> _THE EXERCISE_: Retype the whole listing below, character for character.

> _DATA SHOWN_:
────────────────────────────────────────
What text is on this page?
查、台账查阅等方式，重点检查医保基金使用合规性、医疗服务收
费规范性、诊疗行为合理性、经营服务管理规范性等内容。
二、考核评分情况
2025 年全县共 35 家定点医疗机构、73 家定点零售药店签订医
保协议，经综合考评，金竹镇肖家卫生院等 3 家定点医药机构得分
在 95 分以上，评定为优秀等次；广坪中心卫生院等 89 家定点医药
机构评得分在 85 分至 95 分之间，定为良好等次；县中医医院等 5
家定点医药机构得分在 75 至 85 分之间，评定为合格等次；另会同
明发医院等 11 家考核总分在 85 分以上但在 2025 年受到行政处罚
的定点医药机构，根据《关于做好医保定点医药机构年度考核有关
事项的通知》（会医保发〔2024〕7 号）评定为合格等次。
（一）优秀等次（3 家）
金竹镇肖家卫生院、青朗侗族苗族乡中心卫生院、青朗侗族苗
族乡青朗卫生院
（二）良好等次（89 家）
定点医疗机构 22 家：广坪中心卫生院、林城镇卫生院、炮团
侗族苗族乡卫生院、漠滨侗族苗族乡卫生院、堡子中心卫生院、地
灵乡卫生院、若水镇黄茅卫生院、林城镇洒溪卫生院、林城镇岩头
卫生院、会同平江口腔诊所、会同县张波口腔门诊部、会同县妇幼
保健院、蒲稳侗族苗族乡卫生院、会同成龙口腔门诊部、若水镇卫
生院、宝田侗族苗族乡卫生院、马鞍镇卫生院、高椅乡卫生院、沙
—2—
────────────────────────────────────────
> _RESPONSE TO THE EXERCISE_:
What text is on this page?
查、台账查阅等方式，重点检查医保基金使用合规性、医疗服务收
费规范性、诊疗行为合理性、经营服务管理规范性等内容。
二、考核评分情况
2025 年全县共 35 家定点医疗机构、73 家定点零售药店签订医
保协议，经综合考评，金竹镇肖家卫生院等 3 家定点医药机构得分
在 95 分以上，评定为优秀等次；广坪中心卫生院等 89 家定点医药
机构评得分在 85 分至 95 分之间，定为良好等次；县中医医院等 5
家定点医药机构得分在 75 至 85 分之间，评定为合格等次；另会同
明发医院等 11 家考核总分在 85 分以上但在 2025 年受到行政处罚
的定点医药机构，根据《关于做好医保定点医药机构年度考核有关
事项的通知》（会医保发〔2024〕7 号）评定为合格等次。
（一）优秀等次（3 家）
金竹镇肖家卫生院、青朗侗族苗族乡中心卫生院、青朗侗族苗
族乡青朗卫生院
（二）良好等次（89 家）
定点医疗机构 22 家：广坪中心卫生院、林城镇卫生院、炮团
侗族苗族乡卫生院、漠滨侗族苗族乡卫生院、堡子中心卫生院、地
灵乡卫生院、若水镇黄茅卫生院、林城镇洒溪卫生院、林城镇岩头
卫生院、会同平江口腔诊所、会同县张波口腔门诊部、会同县妇幼
保健院、蒲稳侗族苗族乡卫生院、会同成龙口腔门诊部、若水镇卫
生院、宝田侗族苗族乡卫生院、马鞍镇卫生院、高椅乡卫生院、沙
—2—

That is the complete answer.